— Start SUPPLIED RECORDS —

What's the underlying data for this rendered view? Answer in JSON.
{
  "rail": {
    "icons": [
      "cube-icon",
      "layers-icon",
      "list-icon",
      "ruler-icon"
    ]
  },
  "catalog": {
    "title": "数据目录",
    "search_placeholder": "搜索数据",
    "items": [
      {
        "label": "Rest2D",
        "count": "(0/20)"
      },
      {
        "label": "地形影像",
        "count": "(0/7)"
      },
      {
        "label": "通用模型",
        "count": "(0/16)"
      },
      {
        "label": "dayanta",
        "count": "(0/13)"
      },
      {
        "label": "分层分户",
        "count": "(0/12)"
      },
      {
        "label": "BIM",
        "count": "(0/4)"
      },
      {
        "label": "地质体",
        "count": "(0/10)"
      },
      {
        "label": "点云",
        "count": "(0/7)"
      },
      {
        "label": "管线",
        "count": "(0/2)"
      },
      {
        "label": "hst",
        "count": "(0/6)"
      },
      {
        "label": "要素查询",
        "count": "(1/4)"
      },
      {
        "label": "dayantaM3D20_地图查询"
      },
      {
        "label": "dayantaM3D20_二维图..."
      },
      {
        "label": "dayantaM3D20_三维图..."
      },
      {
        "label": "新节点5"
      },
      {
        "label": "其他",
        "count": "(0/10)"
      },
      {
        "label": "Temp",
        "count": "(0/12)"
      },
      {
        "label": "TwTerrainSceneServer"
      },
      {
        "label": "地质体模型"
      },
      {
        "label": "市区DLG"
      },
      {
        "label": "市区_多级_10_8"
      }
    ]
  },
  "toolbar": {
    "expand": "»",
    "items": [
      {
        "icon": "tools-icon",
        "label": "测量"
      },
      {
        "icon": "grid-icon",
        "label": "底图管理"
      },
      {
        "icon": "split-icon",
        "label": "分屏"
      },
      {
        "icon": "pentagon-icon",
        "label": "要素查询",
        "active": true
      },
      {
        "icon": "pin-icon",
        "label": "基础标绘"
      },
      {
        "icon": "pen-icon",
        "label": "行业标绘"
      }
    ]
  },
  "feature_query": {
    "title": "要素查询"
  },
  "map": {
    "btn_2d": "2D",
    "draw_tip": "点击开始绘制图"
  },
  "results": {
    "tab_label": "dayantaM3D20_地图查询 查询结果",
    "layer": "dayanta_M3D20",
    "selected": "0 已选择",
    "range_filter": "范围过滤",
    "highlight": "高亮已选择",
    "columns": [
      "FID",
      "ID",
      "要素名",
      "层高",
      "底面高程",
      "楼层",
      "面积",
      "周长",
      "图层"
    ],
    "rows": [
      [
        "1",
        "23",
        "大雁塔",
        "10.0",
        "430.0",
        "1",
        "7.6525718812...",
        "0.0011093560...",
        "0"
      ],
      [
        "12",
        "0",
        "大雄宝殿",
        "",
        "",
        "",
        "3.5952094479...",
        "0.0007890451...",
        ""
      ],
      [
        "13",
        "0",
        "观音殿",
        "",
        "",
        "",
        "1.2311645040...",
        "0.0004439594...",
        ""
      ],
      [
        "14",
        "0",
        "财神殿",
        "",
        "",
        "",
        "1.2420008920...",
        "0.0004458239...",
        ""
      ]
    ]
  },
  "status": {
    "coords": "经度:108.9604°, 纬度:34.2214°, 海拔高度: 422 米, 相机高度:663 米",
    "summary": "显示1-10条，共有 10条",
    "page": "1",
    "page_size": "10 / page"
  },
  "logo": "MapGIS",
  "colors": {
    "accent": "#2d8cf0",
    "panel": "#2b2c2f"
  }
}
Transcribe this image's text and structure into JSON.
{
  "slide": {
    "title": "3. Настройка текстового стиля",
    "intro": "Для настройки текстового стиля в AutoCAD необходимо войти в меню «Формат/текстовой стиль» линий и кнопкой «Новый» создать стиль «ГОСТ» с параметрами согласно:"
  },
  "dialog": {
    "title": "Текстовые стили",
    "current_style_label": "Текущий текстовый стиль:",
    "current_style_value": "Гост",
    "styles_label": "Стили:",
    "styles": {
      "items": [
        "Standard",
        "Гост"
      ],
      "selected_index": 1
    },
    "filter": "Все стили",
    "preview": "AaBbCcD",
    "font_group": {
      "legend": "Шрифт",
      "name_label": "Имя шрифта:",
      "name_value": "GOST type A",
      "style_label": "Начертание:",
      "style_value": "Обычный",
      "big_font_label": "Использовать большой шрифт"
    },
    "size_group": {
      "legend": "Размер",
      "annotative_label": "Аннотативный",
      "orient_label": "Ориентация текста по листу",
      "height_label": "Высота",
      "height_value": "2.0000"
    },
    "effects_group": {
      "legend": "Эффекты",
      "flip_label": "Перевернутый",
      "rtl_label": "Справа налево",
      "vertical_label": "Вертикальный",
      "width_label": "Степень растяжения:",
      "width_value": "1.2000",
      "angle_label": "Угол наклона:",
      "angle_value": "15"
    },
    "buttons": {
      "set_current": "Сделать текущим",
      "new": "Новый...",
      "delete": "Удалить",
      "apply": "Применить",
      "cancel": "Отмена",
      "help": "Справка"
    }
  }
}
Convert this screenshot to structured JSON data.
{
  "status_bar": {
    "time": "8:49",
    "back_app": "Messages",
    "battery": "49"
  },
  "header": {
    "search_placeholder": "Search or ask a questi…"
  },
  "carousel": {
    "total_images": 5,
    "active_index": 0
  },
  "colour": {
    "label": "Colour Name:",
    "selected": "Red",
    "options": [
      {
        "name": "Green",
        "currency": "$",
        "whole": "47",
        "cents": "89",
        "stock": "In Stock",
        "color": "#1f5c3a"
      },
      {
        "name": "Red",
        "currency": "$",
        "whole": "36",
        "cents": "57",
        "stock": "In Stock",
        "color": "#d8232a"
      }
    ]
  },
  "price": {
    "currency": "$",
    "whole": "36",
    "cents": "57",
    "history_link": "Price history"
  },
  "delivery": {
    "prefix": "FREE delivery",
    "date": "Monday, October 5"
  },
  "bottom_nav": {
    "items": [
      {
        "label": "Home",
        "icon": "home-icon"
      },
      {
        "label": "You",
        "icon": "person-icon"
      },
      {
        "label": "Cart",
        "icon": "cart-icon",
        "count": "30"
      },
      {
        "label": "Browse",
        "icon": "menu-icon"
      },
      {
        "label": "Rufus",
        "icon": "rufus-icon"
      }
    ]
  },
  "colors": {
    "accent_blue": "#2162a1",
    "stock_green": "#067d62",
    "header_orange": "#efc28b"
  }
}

— End SUPPLIED RECORDS —

● **SET PROBLEM**
Extract the full listing above without altering anything.

● **FULL ANSWER**
What's the underlying data for this rendered view? Answer in JSON.
{
  "rail": {
    "icons": [
      "cube-icon",
      "layers-icon",
      "list-icon",
      "ruler-icon"
    ]
  },
  "catalog": {
    "title": "数据目录",
    "search_placeholder": "搜索数据",
    "items": [
      {
        "label": "Rest2D",
        "count": "(0/20)"
      },
      {
        "label": "地形影像",
        "count": "(0/7)"
      },
      {
        "label": "通用模型",
        "count": "(0/16)"
      },
      {
        "label": "dayanta",
        "count": "(0/13)"
      },
      {
        "label": "分层分户",
        "count": "(0/12)"
      },
      {
        "label": "BIM",
        "count": "(0/4)"
      },
      {
        "label": "地质体",
        "count": "(0/10)"
      },
      {
        "label": "点云",
        "count": "(0/7)"
      },
      {
        "label": "管线",
        "count": "(0/2)"
      },
      {
        "label": "hst",
        "count": "(0/6)"
      },
      {
        "label": "要素查询",
        "count": "(1/4)"
      },
      {
        "label": "dayantaM3D20_地图查询"
      },
      {
        "label": "dayantaM3D20_二维图..."
      },
      {
        "label": "dayantaM3D20_三维图..."
      },
      {
        "label": "新节点5"
      },
      {
        "label": "其他",
        "count": "(0/10)"
      },
      {
        "label": "Temp",
        "count": "(0/12)"
      },
      {
        "label": "TwTerrainSceneServer"
      },
      {
        "label": "地质体模型"
      },
      {
        "label": "市区DLG"
      },
      {
        "label": "市区_多级_10_8"
      }
    ]
  },
  "toolbar": {
    "expand": "»",
    "items": [
      {
        "icon": "tools-icon",
        "label": "测量"
      },
      {
        "icon": "grid-icon",
        "label": "底图管理"
      },
      {
        "icon": "split-icon",
        "label": "分屏"
      },
      {
        "icon": "pentagon-icon",
        "label": "要素查询",
        "active": true
      },
      {
        "icon": "pin-icon",
        "label": "基础标绘"
      },
      {
        "icon": "pen-icon",
        "label": "行业标绘"
      }
    ]
  },
  "feature_query": {
    "title": "要素查询"
  },
  "map": {
    "btn_2d": "2D",
    "draw_tip": "点击开始绘制图"
  },
  "results": {
    "tab_label": "dayantaM3D20_地图查询 查询结果",
    "layer": "dayanta_M3D20",
    "selected": "0 已选择",
    "range_filter": "范围过滤",
    "highlight": "高亮已选择",
    "columns": [
      "FID",
      "ID",
      "要素名",
      "层高",
      "底面高程",
      "楼层",
      "面积",
      "周长",
      "图层"
    ],
    "rows": [
      [
        "1",
        "23",
        "大雁塔",
        "10.0",
        "430.0",
        "1",
        "7.6525718812...",
        "0.0011093560...",
        "0"
      ],
      [
        "12",
        "0",
        "大雄宝殿",
        "",
        "",
        "",
        "3.5952094479...",
        "0.0007890451...",
        ""
      ],
      [
        "13",
        "0",
        "观音殿",
        "",
        "",
        "",
        "1.2311645040...",
        "0.0004439594...",
        ""
      ],
      [
        "14",
        "0",
        "财神殿",
        "",
        "",
        "",
        "1.2420008920...",
        "0.0004458239...",
        ""
      ]
    ]
  },
  "status": {
    "coords": "经度:108.9604°, 纬度:34.2214°, 海拔高度: 422 米, 相机高度:663 米",
    "summary": "显示1-10条，共有 10条",
    "page": "1",
    "page_size": "10 / page"
  },
  "logo": "MapGIS",
  "colors": {
    "accent": "#2d8cf0",
    "panel": "#2b2c2f"
  }
}
Transcribe this image's text and structure into JSON.
{
  "slide": {
    "title": "3. Настройка текстового стиля",
    "intro": "Для настройки текстового стиля в AutoCAD необходимо войти в меню «Формат/текстовой стиль» линий и кнопкой «Новый» создать стиль «ГОСТ» с параметрами согласно:"
  },
  "dialog": {
    "title": "Текстовые стили",
    "current_style_label": "Текущий текстовый стиль:",
    "current_style_value": "Гост",
    "styles_label": "Стили:",
    "styles": {
      "items": [
        "Standard",
        "Гост"
      ],
      "selected_index": 1
    },
    "filter": "Все стили",
    "preview": "AaBbCcD",
    "font_group": {
      "legend": "Шрифт",
      "name_label": "Имя шрифта:",
      "name_value": "GOST type A",
      "style_label": "Начертание:",
      "style_value": "Обычный",
      "big_font_label": "Использовать большой шрифт"
    },
    "size_group": {
      "legend": "Размер",
      "annotative_label": "Аннотативный",
      "orient_label": "Ориентация текста по листу",
      "height_label": "Высота",
      "height_value": "2.0000"
    },
    "effects_group": {
      "legend": "Эффекты",
      "flip_label": "Перевернутый",
      "rtl_label": "Справа налево",
      "vertical_label": "Вертикальный",
      "width_label": "Степень растяжения:",
      "width_value": "1.2000",
      "angle_label": "Угол наклона:",
      "angle_value": "15"
    },
    "buttons": {
      "set_current": "Сделать текущим",
      "new": "Новый...",
      "delete": "Удалить",
      "apply": "Применить",
      "cancel": "Отмена",
      "help": "Справка"
    }
  }
}
Convert this screenshot to structured JSON data.
{
  "status_bar": {
    "time": "8:49",
    "back_app": "Messages",
    "battery": "49"
  },
  "header": {
    "search_placeholder": "Search or ask a questi…"
  },
  "carousel": {
    "total_images": 5,
    "active_index": 0
  },
  "colour": {
    "label": "Colour Name:",
    "selected": "Red",
    "options": [
      {
        "name": "Green",
        "currency": "$",
        "whole": "47",
        "cents": "89",
        "stock": "In Stock",
        "color": "#1f5c3a"
      },
      {
        "name": "Red",
        "currency": "$",
        "whole": "36",
        "cents": "57",
        "stock": "In Stock",
        "color": "#d8232a"
      }
    ]
  },
  "price": {
    "currency": "$",
    "whole": "36",
    "cents": "57",
    "history_link": "Price history"
  },
  "delivery": {
    "prefix": "FREE delivery",
    "date": "Monday, October 5"
  },
  "bottom_nav": {
    "items": [
      {
        "label": "Home",
        "icon": "home-icon"
      },
      {
        "label": "You",
        "icon": "person-icon"
      },
      {
        "label": "Cart",
        "icon": "cart-icon",
        "count": "30"
      },
      {
        "label": "Browse",
        "icon": "menu-icon"
      },
      {
        "label": "Rufus",
        "icon": "rufus-icon"
      }
    ]
  },
  "colors": {
    "accent_blue": "#2162a1",
    "stock_green": "#067d62",
    "header_orange": "#efc28b"
  }
}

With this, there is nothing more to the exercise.